-------- STORED ROWS

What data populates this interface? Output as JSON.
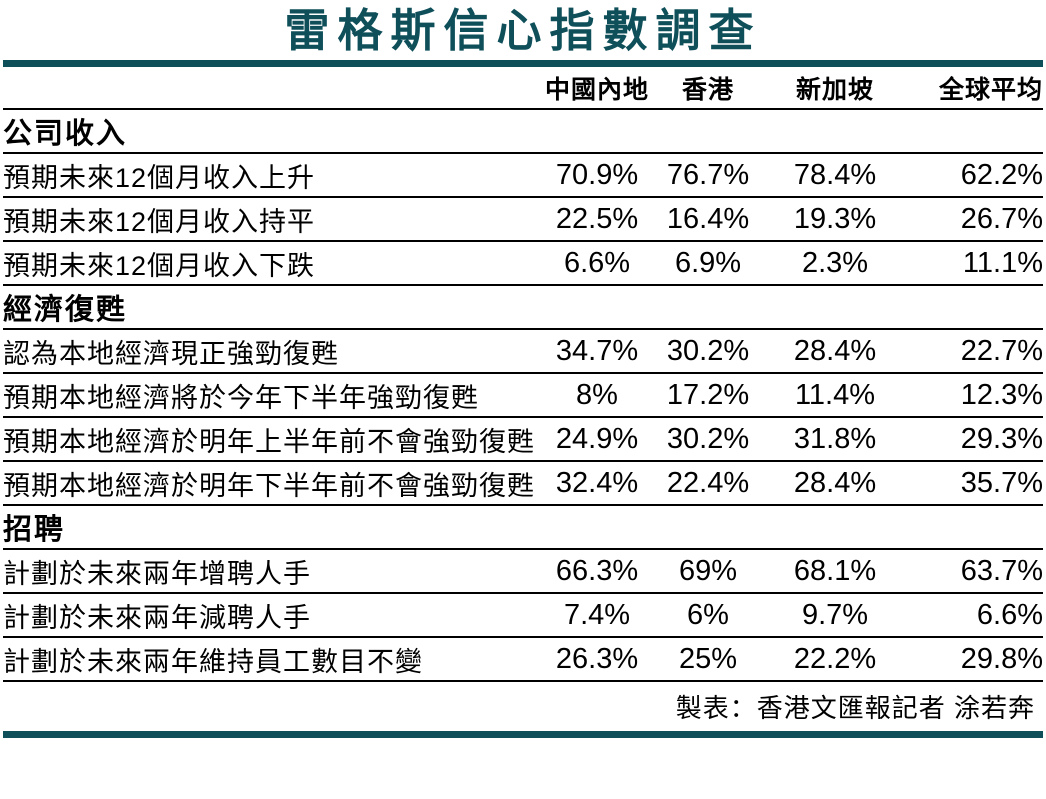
{
  "title": "雷格斯信心指數調查",
  "columns": [
    "中國內地",
    "香港",
    "新加坡",
    "全球平均"
  ],
  "sections": [
    {
      "header": "公司收入",
      "rows": [
        {
          "label": "預期未來12個月收入上升",
          "values": [
            "70.9%",
            "76.7%",
            "78.4%",
            "62.2%"
          ]
        },
        {
          "label": "預期未來12個月收入持平",
          "values": [
            "22.5%",
            "16.4%",
            "19.3%",
            "26.7%"
          ]
        },
        {
          "label": "預期未來12個月收入下跌",
          "values": [
            "6.6%",
            "6.9%",
            "2.3%",
            "11.1%"
          ]
        }
      ]
    },
    {
      "header": "經濟復甦",
      "rows": [
        {
          "label": "認為本地經濟現正強勁復甦",
          "values": [
            "34.7%",
            "30.2%",
            "28.4%",
            "22.7%"
          ]
        },
        {
          "label": "預期本地經濟將於今年下半年強勁復甦",
          "values": [
            "8%",
            "17.2%",
            "11.4%",
            "12.3%"
          ]
        },
        {
          "label": "預期本地經濟於明年上半年前不會強勁復甦",
          "values": [
            "24.9%",
            "30.2%",
            "31.8%",
            "29.3%"
          ]
        },
        {
          "label": "預期本地經濟於明年下半年前不會強勁復甦",
          "values": [
            "32.4%",
            "22.4%",
            "28.4%",
            "35.7%"
          ]
        }
      ]
    },
    {
      "header": "招聘",
      "rows": [
        {
          "label": "計劃於未來兩年增聘人手",
          "values": [
            "66.3%",
            "69%",
            "68.1%",
            "63.7%"
          ]
        },
        {
          "label": "計劃於未來兩年減聘人手",
          "values": [
            "7.4%",
            "6%",
            "9.7%",
            "6.6%"
          ]
        },
        {
          "label": "計劃於未來兩年維持員工數目不變",
          "values": [
            "26.3%",
            "25%",
            "22.2%",
            "29.8%"
          ]
        }
      ]
    }
  ],
  "footer": "製表：香港文匯報記者 涂若奔",
  "colors": {
    "accent": "#0e4f5a",
    "text": "#000000",
    "background": "#ffffff"
  },
  "chart_data": {
    "type": "table",
    "title": "雷格斯信心指數調查",
    "columns": [
      "中國內地",
      "香港",
      "新加坡",
      "全球平均"
    ],
    "groups": [
      {
        "name": "公司收入",
        "rows": [
          {
            "label": "預期未來12個月收入上升",
            "values_percent": [
              70.9,
              76.7,
              78.4,
              62.2
            ]
          },
          {
            "label": "預期未來12個月收入持平",
            "values_percent": [
              22.5,
              16.4,
              19.3,
              26.7
            ]
          },
          {
            "label": "預期未來12個月收入下跌",
            "values_percent": [
              6.6,
              6.9,
              2.3,
              11.1
            ]
          }
        ]
      },
      {
        "name": "經濟復甦",
        "rows": [
          {
            "label": "認為本地經濟現正強勁復甦",
            "values_percent": [
              34.7,
              30.2,
              28.4,
              22.7
            ]
          },
          {
            "label": "預期本地經濟將於今年下半年強勁復甦",
            "values_percent": [
              8,
              17.2,
              11.4,
              12.3
            ]
          },
          {
            "label": "預期本地經濟於明年上半年前不會強勁復甦",
            "values_percent": [
              24.9,
              30.2,
              31.8,
              29.3
            ]
          },
          {
            "label": "預期本地經濟於明年下半年前不會強勁復甦",
            "values_percent": [
              32.4,
              22.4,
              28.4,
              35.7
            ]
          }
        ]
      },
      {
        "name": "招聘",
        "rows": [
          {
            "label": "計劃於未來兩年增聘人手",
            "values_percent": [
              66.3,
              69,
              68.1,
              63.7
            ]
          },
          {
            "label": "計劃於未來兩年減聘人手",
            "values_percent": [
              7.4,
              6,
              9.7,
              6.6
            ]
          },
          {
            "label": "計劃於未來兩年維持員工數目不變",
            "values_percent": [
              26.3,
              25,
              22.2,
              29.8
            ]
          }
        ]
      }
    ],
    "credit": "製表：香港文匯報記者 涂若奔"
  }
}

----------------

DO THIS: Omitting all images, retype each line of the records precisely.

SOLUTION TO THE EXERCISE:
What data populates this interface? Output as JSON.
{
  "title": "雷格斯信心指數調查",
  "columns": [
    "中國內地",
    "香港",
    "新加坡",
    "全球平均"
  ],
  "sections": [
    {
      "header": "公司收入",
      "rows": [
        {
          "label": "預期未來12個月收入上升",
          "values": [
            "70.9%",
            "76.7%",
            "78.4%",
            "62.2%"
          ]
        },
        {
          "label": "預期未來12個月收入持平",
          "values": [
            "22.5%",
            "16.4%",
            "19.3%",
            "26.7%"
          ]
        },
        {
          "label": "預期未來12個月收入下跌",
          "values": [
            "6.6%",
            "6.9%",
            "2.3%",
            "11.1%"
          ]
        }
      ]
    },
    {
      "header": "經濟復甦",
      "rows": [
        {
          "label": "認為本地經濟現正強勁復甦",
          "values": [
            "34.7%",
            "30.2%",
            "28.4%",
            "22.7%"
          ]
        },
        {
          "label": "預期本地經濟將於今年下半年強勁復甦",
          "values": [
            "8%",
            "17.2%",
            "11.4%",
            "12.3%"
          ]
        },
        {
          "label": "預期本地經濟於明年上半年前不會強勁復甦",
          "values": [
            "24.9%",
            "30.2%",
            "31.8%",
            "29.3%"
          ]
        },
        {
          "label": "預期本地經濟於明年下半年前不會強勁復甦",
          "values": [
            "32.4%",
            "22.4%",
            "28.4%",
            "35.7%"
          ]
        }
      ]
    },
    {
      "header": "招聘",
      "rows": [
        {
          "label": "計劃於未來兩年增聘人手",
          "values": [
            "66.3%",
            "69%",
            "68.1%",
            "63.7%"
          ]
        },
        {
          "label": "計劃於未來兩年減聘人手",
          "values": [
            "7.4%",
            "6%",
            "9.7%",
            "6.6%"
          ]
        },
        {
          "label": "計劃於未來兩年維持員工數目不變",
          "values": [
            "26.3%",
            "25%",
            "22.2%",
            "29.8%"
          ]
        }
      ]
    }
  ],
  "footer": "製表：香港文匯報記者 涂若奔",
  "colors": {
    "accent": "#0e4f5a",
    "text": "#000000",
    "background": "#ffffff"
  },
  "chart_data": {
    "type": "table",
    "title": "雷格斯信心指數調查",
    "columns": [
      "中國內地",
      "香港",
      "新加坡",
      "全球平均"
    ],
    "groups": [
      {
        "name": "公司收入",
        "rows": [
          {
            "label": "預期未來12個月收入上升",
            "values_percent": [
              70.9,
              76.7,
              78.4,
              62.2
            ]
          },
          {
            "label": "預期未來12個月收入持平",
            "values_percent": [
              22.5,
              16.4,
              19.3,
              26.7
            ]
          },
          {
            "label": "預期未來12個月收入下跌",
            "values_percent": [
              6.6,
              6.9,
              2.3,
              11.1
            ]
          }
        ]
      },
      {
        "name": "經濟復甦",
        "rows": [
          {
            "label": "認為本地經濟現正強勁復甦",
            "values_percent": [
              34.7,
              30.2,
              28.4,
              22.7
            ]
          },
          {
            "label": "預期本地經濟將於今年下半年強勁復甦",
            "values_percent": [
              8,
              17.2,
              11.4,
              12.3
            ]
          },
          {
            "label": "預期本地經濟於明年上半年前不會強勁復甦",
            "values_percent": [
              24.9,
              30.2,
              31.8,
              29.3
            ]
          },
          {
            "label": "預期本地經濟於明年下半年前不會強勁復甦",
            "values_percent": [
              32.4,
              22.4,
              28.4,
              35.7
            ]
          }
        ]
      },
      {
        "name": "招聘",
        "rows": [
          {
            "label": "計劃於未來兩年增聘人手",
            "values_percent": [
              66.3,
              69,
              68.1,
              63.7
            ]
          },
          {
            "label": "計劃於未來兩年減聘人手",
            "values_percent": [
              7.4,
              6,
              9.7,
              6.6
            ]
          },
          {
            "label": "計劃於未來兩年維持員工數目不變",
            "values_percent": [
              26.3,
              25,
              22.2,
              29.8
            ]
          }
        ]
      }
    ],
    "credit": "製表：香港文匯報記者 涂若奔"
  }
}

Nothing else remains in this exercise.